Switch "Patent image size" to "Figure dimensions" throughout the records below and write them out again with nothing else changed. Leave the pictures out of your answer.

Collected data entries
((
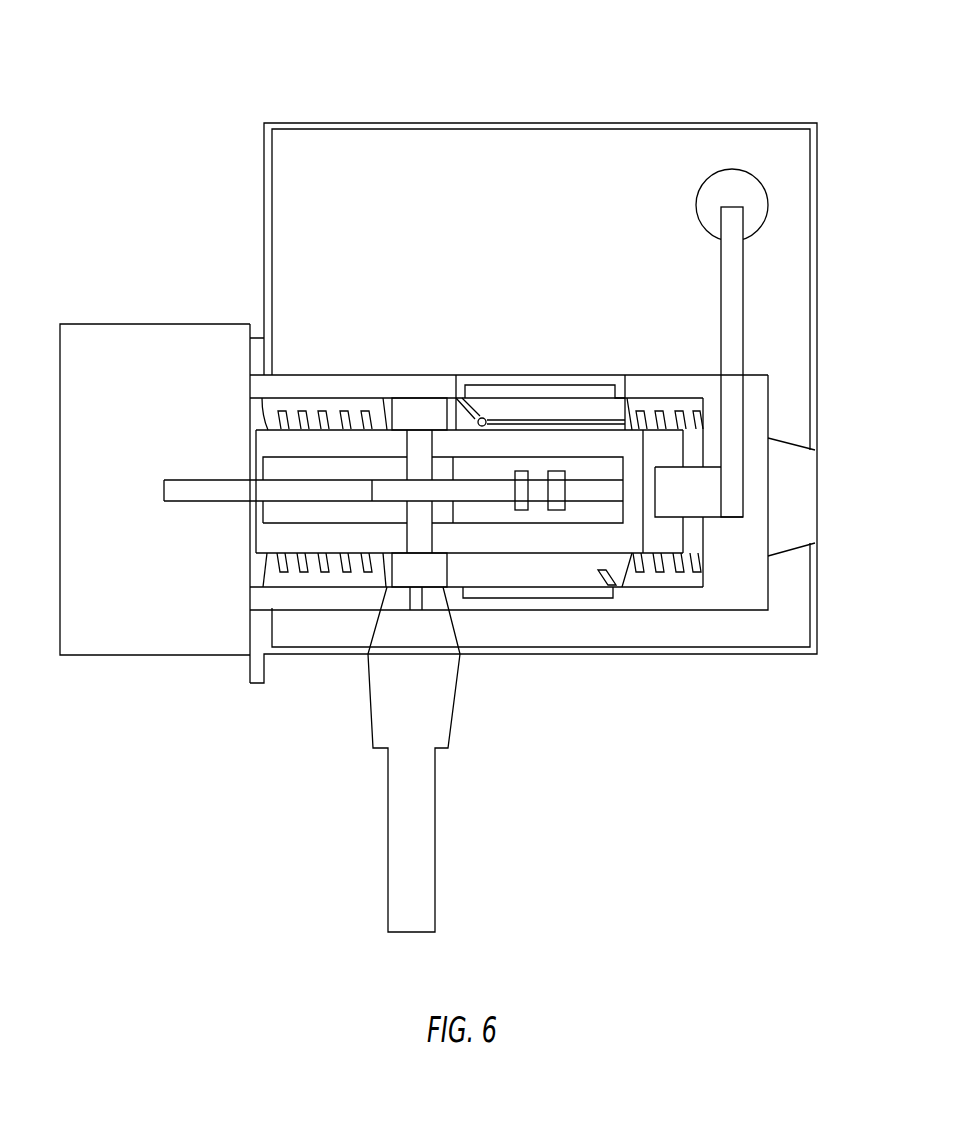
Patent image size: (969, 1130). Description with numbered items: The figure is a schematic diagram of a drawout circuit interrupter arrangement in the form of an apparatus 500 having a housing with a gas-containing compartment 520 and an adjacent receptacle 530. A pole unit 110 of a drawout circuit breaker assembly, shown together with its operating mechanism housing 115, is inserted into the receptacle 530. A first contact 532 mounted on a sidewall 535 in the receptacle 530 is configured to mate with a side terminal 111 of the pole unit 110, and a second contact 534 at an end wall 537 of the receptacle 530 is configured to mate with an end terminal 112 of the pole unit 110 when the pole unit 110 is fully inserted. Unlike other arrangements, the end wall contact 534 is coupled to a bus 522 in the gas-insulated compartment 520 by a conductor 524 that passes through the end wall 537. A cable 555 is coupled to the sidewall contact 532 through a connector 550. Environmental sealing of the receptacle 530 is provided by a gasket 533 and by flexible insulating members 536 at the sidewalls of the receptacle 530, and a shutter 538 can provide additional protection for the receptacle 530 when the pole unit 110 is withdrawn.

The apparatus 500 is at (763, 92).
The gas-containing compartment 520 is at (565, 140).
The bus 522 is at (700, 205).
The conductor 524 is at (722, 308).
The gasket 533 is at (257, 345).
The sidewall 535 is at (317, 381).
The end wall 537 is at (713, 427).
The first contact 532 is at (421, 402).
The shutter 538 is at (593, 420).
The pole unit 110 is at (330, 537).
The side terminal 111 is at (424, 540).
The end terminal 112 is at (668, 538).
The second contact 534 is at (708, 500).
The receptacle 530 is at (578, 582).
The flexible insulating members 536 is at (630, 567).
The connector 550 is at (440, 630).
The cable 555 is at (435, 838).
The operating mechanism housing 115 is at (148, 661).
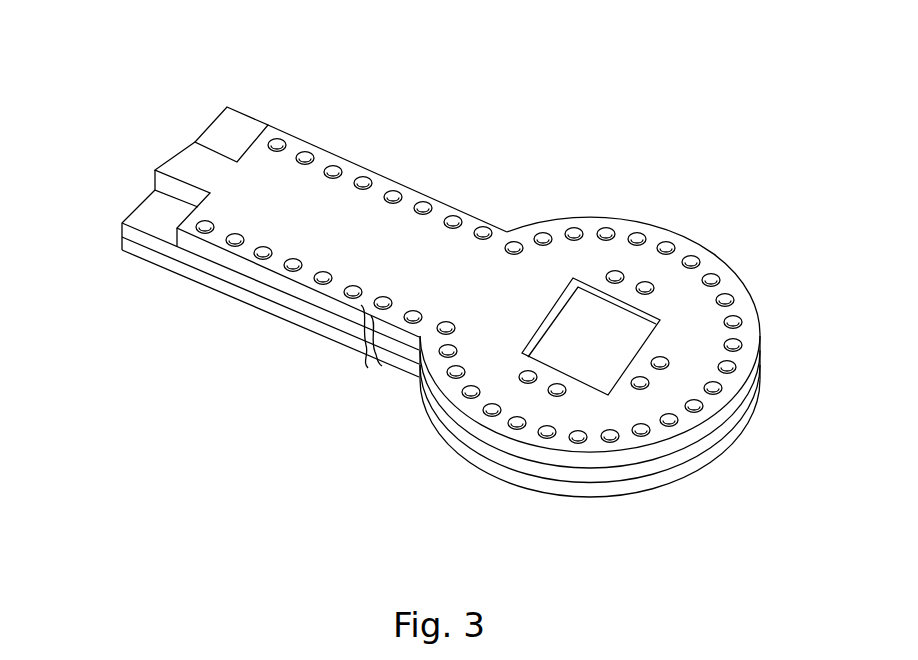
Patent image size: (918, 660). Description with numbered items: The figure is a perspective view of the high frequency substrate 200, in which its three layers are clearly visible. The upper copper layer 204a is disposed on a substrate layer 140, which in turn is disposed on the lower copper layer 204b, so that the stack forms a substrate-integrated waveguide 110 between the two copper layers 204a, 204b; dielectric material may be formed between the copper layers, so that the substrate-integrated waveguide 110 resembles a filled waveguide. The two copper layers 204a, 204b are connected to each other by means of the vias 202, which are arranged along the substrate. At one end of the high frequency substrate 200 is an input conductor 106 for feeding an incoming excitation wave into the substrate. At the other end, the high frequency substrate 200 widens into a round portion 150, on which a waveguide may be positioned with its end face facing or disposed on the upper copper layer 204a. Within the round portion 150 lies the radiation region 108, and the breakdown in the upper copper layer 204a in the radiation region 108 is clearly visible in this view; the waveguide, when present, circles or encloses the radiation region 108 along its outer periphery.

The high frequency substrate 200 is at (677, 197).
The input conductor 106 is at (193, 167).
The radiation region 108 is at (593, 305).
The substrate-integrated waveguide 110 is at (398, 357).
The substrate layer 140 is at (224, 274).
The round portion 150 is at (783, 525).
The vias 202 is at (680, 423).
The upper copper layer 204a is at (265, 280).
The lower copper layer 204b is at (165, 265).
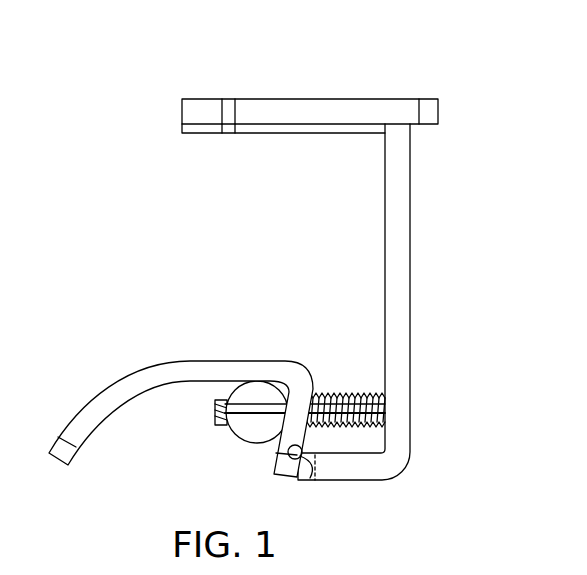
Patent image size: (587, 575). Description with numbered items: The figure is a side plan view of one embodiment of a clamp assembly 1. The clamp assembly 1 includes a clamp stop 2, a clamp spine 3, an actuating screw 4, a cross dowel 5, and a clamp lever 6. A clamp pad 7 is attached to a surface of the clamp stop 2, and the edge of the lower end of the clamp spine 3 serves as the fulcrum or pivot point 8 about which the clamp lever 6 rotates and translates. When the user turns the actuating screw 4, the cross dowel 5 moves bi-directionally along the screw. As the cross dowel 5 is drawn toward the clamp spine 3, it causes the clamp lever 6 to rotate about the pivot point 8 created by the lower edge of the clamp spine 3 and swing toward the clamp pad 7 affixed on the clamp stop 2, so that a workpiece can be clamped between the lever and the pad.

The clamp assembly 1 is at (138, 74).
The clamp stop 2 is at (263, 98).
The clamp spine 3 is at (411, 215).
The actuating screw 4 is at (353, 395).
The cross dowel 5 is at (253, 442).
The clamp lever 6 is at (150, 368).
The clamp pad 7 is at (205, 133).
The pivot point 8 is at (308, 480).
))
** Solution to this task **
Figure dimensions: (969, 1130). Description with numbered items: The figure is a schematic diagram of a drawout circuit interrupter arrangement in the form of an apparatus 500 having a housing with a gas-containing compartment 520 and an adjacent receptacle 530. A pole unit 110 of a drawout circuit breaker assembly, shown together with its operating mechanism housing 115, is inserted into the receptacle 530. A first contact 532 mounted on a sidewall 535 in the receptacle 530 is configured to mate with a side terminal 111 of the pole unit 110, and a second contact 534 at an end wall 537 of the receptacle 530 is configured to mate with an end terminal 112 of the pole unit 110 when the pole unit 110 is fully inserted. Unlike other arrangements, the end wall contact 534 is coupled to a bus 522 in the gas-insulated compartment 520 by a conductor 524 that passes through the end wall 537. A cable 555 is coupled to the sidewall contact 532 through a connector 550. Environmental sealing of the receptacle 530 is provided by a gasket 533 and by flexible insulating members 536 at the sidewalls of the receptacle 530, and a shutter 538 can provide additional protection for the receptacle 530 when the pole unit 110 is withdrawn.

The apparatus 500 is at (763, 92).
The gas-containing compartment 520 is at (565, 140).
The bus 522 is at (700, 205).
The conductor 524 is at (722, 308).
The gasket 533 is at (257, 345).
The sidewall 535 is at (317, 381).
The end wall 537 is at (713, 427).
The first contact 532 is at (421, 402).
The shutter 538 is at (593, 420).
The pole unit 110 is at (330, 537).
The side terminal 111 is at (424, 540).
The end terminal 112 is at (668, 538).
The second contact 534 is at (708, 500).
The receptacle 530 is at (578, 582).
The flexible insulating members 536 is at (630, 567).
The connector 550 is at (440, 630).
The cable 555 is at (435, 838).
The operating mechanism housing 115 is at (148, 661).
Figure dimensions: (918, 660). Description with numbered items: The figure is a perspective view of the high frequency substrate 200, in which its three layers are clearly visible. The upper copper layer 204a is disposed on a substrate layer 140, which in turn is disposed on the lower copper layer 204b, so that the stack forms a substrate-integrated waveguide 110 between the two copper layers 204a, 204b; dielectric material may be formed between the copper layers, so that the substrate-integrated waveguide 110 resembles a filled waveguide. The two copper layers 204a, 204b are connected to each other by means of the vias 202, which are arranged along the substrate. At one end of the high frequency substrate 200 is an input conductor 106 for feeding an incoming excitation wave into the substrate. At the other end, the high frequency substrate 200 widens into a round portion 150, on which a waveguide may be positioned with its end face facing or disposed on the upper copper layer 204a. Within the round portion 150 lies the radiation region 108, and the breakdown in the upper copper layer 204a in the radiation region 108 is clearly visible in this view; the waveguide, when present, circles or encloses the radiation region 108 along its outer periphery.

The high frequency substrate 200 is at (677, 197).
The input conductor 106 is at (193, 167).
The radiation region 108 is at (593, 305).
The substrate-integrated waveguide 110 is at (398, 357).
The substrate layer 140 is at (224, 274).
The round portion 150 is at (783, 525).
The vias 202 is at (680, 423).
The upper copper layer 204a is at (265, 280).
The lower copper layer 204b is at (165, 265).
Figure dimensions: (587, 575). Description with numbered items: The figure is a side plan view of one embodiment of a clamp assembly 1. The clamp assembly 1 includes a clamp stop 2, a clamp spine 3, an actuating screw 4, a cross dowel 5, and a clamp lever 6. A clamp pad 7 is attached to a surface of the clamp stop 2, and the edge of the lower end of the clamp spine 3 serves as the fulcrum or pivot point 8 about which the clamp lever 6 rotates and translates. When the user turns the actuating screw 4, the cross dowel 5 moves bi-directionally along the screw. As the cross dowel 5 is drawn toward the clamp spine 3, it causes the clamp lever 6 to rotate about the pivot point 8 created by the lower edge of the clamp spine 3 and swing toward the clamp pad 7 affixed on the clamp stop 2, so that a workpiece can be clamped between the lever and the pad.

The clamp assembly 1 is at (138, 74).
The clamp stop 2 is at (263, 98).
The clamp spine 3 is at (411, 215).
The actuating screw 4 is at (353, 395).
The cross dowel 5 is at (253, 442).
The clamp lever 6 is at (150, 368).
The clamp pad 7 is at (205, 133).
The pivot point 8 is at (308, 480).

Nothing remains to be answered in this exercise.